[BEGIN Data to use]

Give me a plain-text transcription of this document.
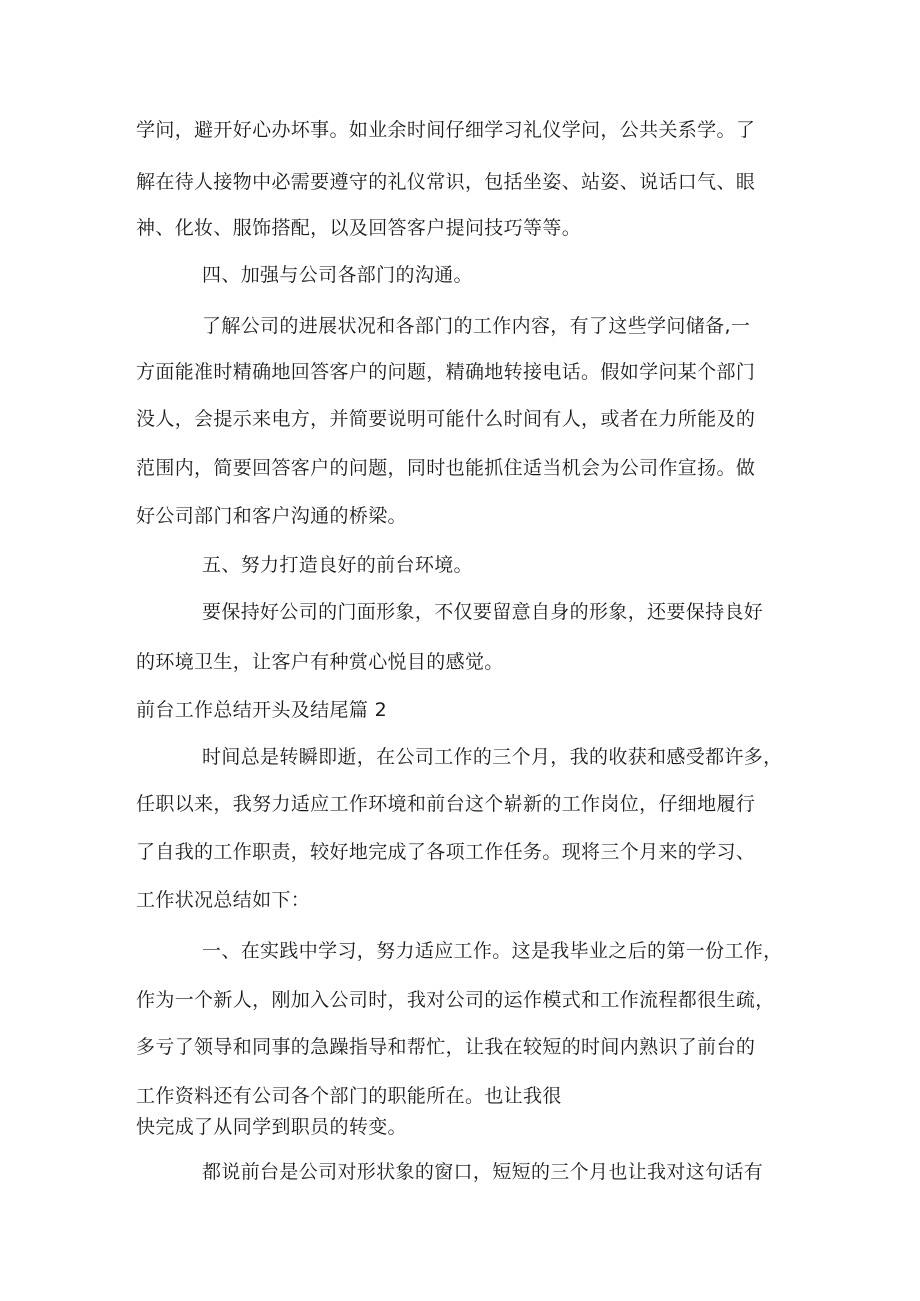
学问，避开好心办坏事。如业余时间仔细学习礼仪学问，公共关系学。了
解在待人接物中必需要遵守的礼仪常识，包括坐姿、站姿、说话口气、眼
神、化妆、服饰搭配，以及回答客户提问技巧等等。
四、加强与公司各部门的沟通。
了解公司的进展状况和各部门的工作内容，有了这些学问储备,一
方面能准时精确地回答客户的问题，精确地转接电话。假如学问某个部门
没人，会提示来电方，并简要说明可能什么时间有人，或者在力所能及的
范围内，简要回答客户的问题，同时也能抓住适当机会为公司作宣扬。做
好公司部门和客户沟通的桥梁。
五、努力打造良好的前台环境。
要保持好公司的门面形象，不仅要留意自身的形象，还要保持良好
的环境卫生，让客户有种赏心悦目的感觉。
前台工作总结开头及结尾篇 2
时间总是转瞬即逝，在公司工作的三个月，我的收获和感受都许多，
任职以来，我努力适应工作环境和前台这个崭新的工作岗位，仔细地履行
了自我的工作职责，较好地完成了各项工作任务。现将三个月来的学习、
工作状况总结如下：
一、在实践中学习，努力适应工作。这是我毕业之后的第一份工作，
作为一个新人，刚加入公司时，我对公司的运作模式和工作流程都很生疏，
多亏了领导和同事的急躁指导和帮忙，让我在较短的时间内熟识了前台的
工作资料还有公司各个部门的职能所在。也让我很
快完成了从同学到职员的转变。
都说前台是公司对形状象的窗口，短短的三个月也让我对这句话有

[END Data to use]

Stated goal:
Write out the whole listing exactly, and drop the pictures.

Correct response:
Give me a plain-text transcription of this document.
学问，避开好心办坏事。如业余时间仔细学习礼仪学问，公共关系学。了
解在待人接物中必需要遵守的礼仪常识，包括坐姿、站姿、说话口气、眼
神、化妆、服饰搭配，以及回答客户提问技巧等等。
四、加强与公司各部门的沟通。
了解公司的进展状况和各部门的工作内容，有了这些学问储备,一
方面能准时精确地回答客户的问题，精确地转接电话。假如学问某个部门
没人，会提示来电方，并简要说明可能什么时间有人，或者在力所能及的
范围内，简要回答客户的问题，同时也能抓住适当机会为公司作宣扬。做
好公司部门和客户沟通的桥梁。
五、努力打造良好的前台环境。
要保持好公司的门面形象，不仅要留意自身的形象，还要保持良好
的环境卫生，让客户有种赏心悦目的感觉。
前台工作总结开头及结尾篇 2
时间总是转瞬即逝，在公司工作的三个月，我的收获和感受都许多，
任职以来，我努力适应工作环境和前台这个崭新的工作岗位，仔细地履行
了自我的工作职责，较好地完成了各项工作任务。现将三个月来的学习、
工作状况总结如下：
一、在实践中学习，努力适应工作。这是我毕业之后的第一份工作，
作为一个新人，刚加入公司时，我对公司的运作模式和工作流程都很生疏，
多亏了领导和同事的急躁指导和帮忙，让我在较短的时间内熟识了前台的
工作资料还有公司各个部门的职能所在。也让我很
快完成了从同学到职员的转变。
都说前台是公司对形状象的窗口，短短的三个月也让我对这句话有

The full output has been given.